[Start of Items]
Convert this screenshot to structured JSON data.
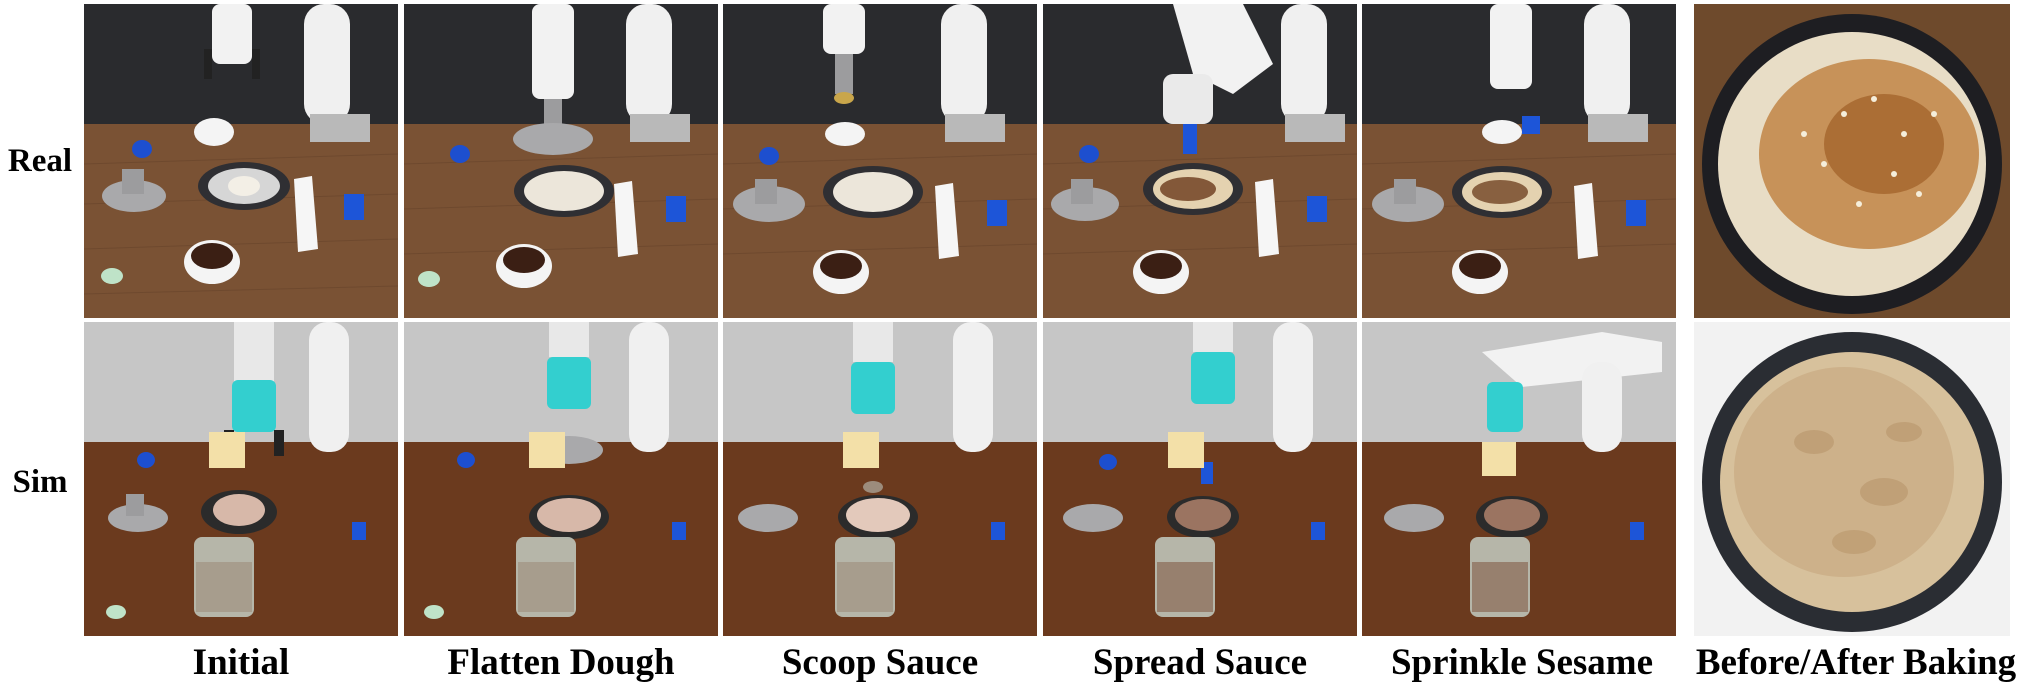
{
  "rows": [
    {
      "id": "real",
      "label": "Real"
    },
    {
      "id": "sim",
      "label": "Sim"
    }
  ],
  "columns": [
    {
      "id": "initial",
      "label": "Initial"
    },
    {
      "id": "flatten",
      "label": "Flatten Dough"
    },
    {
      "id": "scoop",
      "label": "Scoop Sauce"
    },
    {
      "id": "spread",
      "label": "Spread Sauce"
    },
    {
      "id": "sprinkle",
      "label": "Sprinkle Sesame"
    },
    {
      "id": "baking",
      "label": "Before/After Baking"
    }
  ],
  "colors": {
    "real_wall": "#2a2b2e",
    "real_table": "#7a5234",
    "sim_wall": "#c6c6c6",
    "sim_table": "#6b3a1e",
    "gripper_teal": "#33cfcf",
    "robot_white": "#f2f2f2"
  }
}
[End of Items]
Description of the task: Your task is to transcribe all of the records precisely, with no images included.

Written answer:
Convert this screenshot to structured JSON data.
{
  "rows": [
    {
      "id": "real",
      "label": "Real"
    },
    {
      "id": "sim",
      "label": "Sim"
    }
  ],
  "columns": [
    {
      "id": "initial",
      "label": "Initial"
    },
    {
      "id": "flatten",
      "label": "Flatten Dough"
    },
    {
      "id": "scoop",
      "label": "Scoop Sauce"
    },
    {
      "id": "spread",
      "label": "Spread Sauce"
    },
    {
      "id": "sprinkle",
      "label": "Sprinkle Sesame"
    },
    {
      "id": "baking",
      "label": "Before/After Baking"
    }
  ],
  "colors": {
    "real_wall": "#2a2b2e",
    "real_table": "#7a5234",
    "sim_wall": "#c6c6c6",
    "sim_table": "#6b3a1e",
    "gripper_teal": "#33cfcf",
    "robot_white": "#f2f2f2"
  }
}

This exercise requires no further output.